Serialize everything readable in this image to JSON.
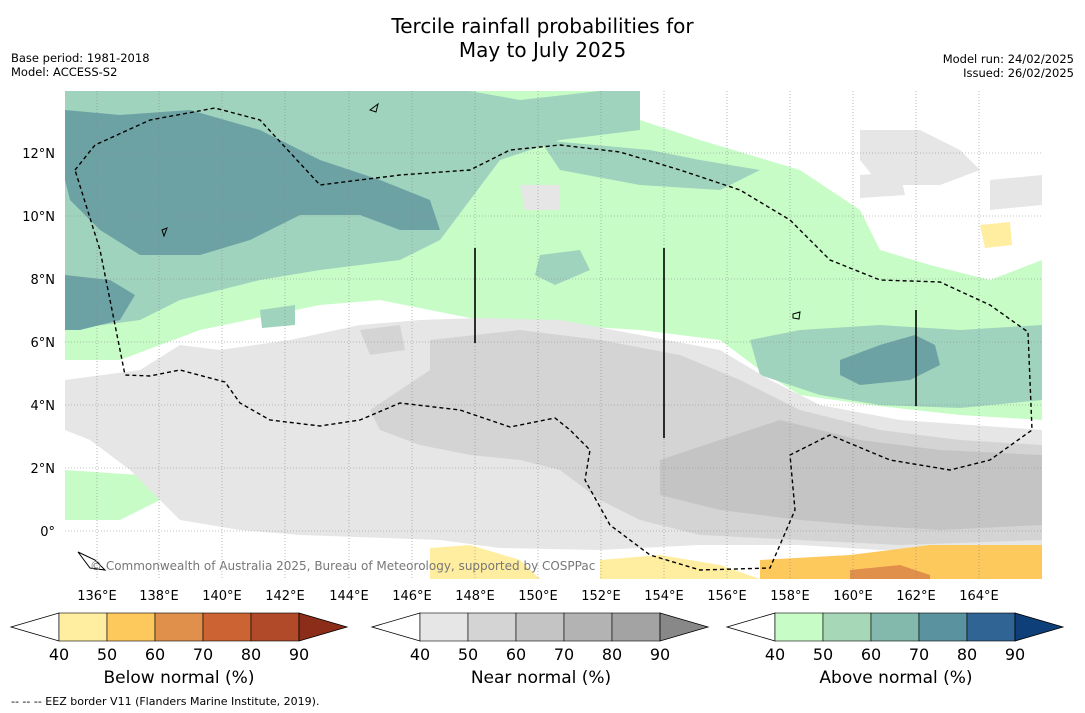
{
  "title_line1": "Tercile rainfall probabilities for",
  "title_line2": "May to July 2025",
  "base_period": "Base period: 1981-2018",
  "model": "Model: ACCESS-S2",
  "model_run": "Model run: 24/02/2025",
  "issued": "Issued: 26/02/2025",
  "copyright": "© Commonwealth of Australia 2025, Bureau of Meteorology, supported by COSPPac",
  "footer_note": "--  --  -- EEZ border V11 (Flanders Marine Institute, 2019).",
  "map": {
    "lon_ticks": [
      "136°E",
      "138°E",
      "140°E",
      "142°E",
      "144°E",
      "146°E",
      "148°E",
      "150°E",
      "152°E",
      "154°E",
      "156°E",
      "158°E",
      "160°E",
      "162°E",
      "164°E"
    ],
    "lat_ticks": [
      "12°N",
      "10°N",
      "8°N",
      "6°N",
      "4°N",
      "2°N",
      "0°"
    ]
  },
  "colorbars": {
    "below": {
      "label": "Below normal (%)",
      "ticks": [
        "40",
        "50",
        "60",
        "70",
        "80",
        "90"
      ],
      "colors": [
        "#ffeda0",
        "#fec95c",
        "#e0904a",
        "#cc6333",
        "#b04a28",
        "#8c2d1a"
      ]
    },
    "near": {
      "label": "Near normal (%)",
      "ticks": [
        "40",
        "50",
        "60",
        "70",
        "80",
        "90"
      ],
      "colors": [
        "#e6e6e6",
        "#d4d4d4",
        "#c4c4c4",
        "#b3b3b3",
        "#a3a3a3",
        "#888888"
      ]
    },
    "above": {
      "label": "Above normal (%)",
      "ticks": [
        "40",
        "50",
        "60",
        "70",
        "80",
        "90"
      ],
      "colors": [
        "#c7fcc7",
        "#a6d8b8",
        "#83b8ad",
        "#5b92a0",
        "#2f6495",
        "#0e3f78"
      ]
    }
  }
}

○ ○ ○ ○ ○ ○ ○

Task statement:
Copy out the data above exactly, except the pictures.

Answer to the exercise:
Serialize everything readable in this image to JSON.
{
  "title_line1": "Tercile rainfall probabilities for",
  "title_line2": "May to July 2025",
  "base_period": "Base period: 1981-2018",
  "model": "Model: ACCESS-S2",
  "model_run": "Model run: 24/02/2025",
  "issued": "Issued: 26/02/2025",
  "copyright": "© Commonwealth of Australia 2025, Bureau of Meteorology, supported by COSPPac",
  "footer_note": "--  --  -- EEZ border V11 (Flanders Marine Institute, 2019).",
  "map": {
    "lon_ticks": [
      "136°E",
      "138°E",
      "140°E",
      "142°E",
      "144°E",
      "146°E",
      "148°E",
      "150°E",
      "152°E",
      "154°E",
      "156°E",
      "158°E",
      "160°E",
      "162°E",
      "164°E"
    ],
    "lat_ticks": [
      "12°N",
      "10°N",
      "8°N",
      "6°N",
      "4°N",
      "2°N",
      "0°"
    ]
  },
  "colorbars": {
    "below": {
      "label": "Below normal (%)",
      "ticks": [
        "40",
        "50",
        "60",
        "70",
        "80",
        "90"
      ],
      "colors": [
        "#ffeda0",
        "#fec95c",
        "#e0904a",
        "#cc6333",
        "#b04a28",
        "#8c2d1a"
      ]
    },
    "near": {
      "label": "Near normal (%)",
      "ticks": [
        "40",
        "50",
        "60",
        "70",
        "80",
        "90"
      ],
      "colors": [
        "#e6e6e6",
        "#d4d4d4",
        "#c4c4c4",
        "#b3b3b3",
        "#a3a3a3",
        "#888888"
      ]
    },
    "above": {
      "label": "Above normal (%)",
      "ticks": [
        "40",
        "50",
        "60",
        "70",
        "80",
        "90"
      ],
      "colors": [
        "#c7fcc7",
        "#a6d8b8",
        "#83b8ad",
        "#5b92a0",
        "#2f6495",
        "#0e3f78"
      ]
    }
  }
}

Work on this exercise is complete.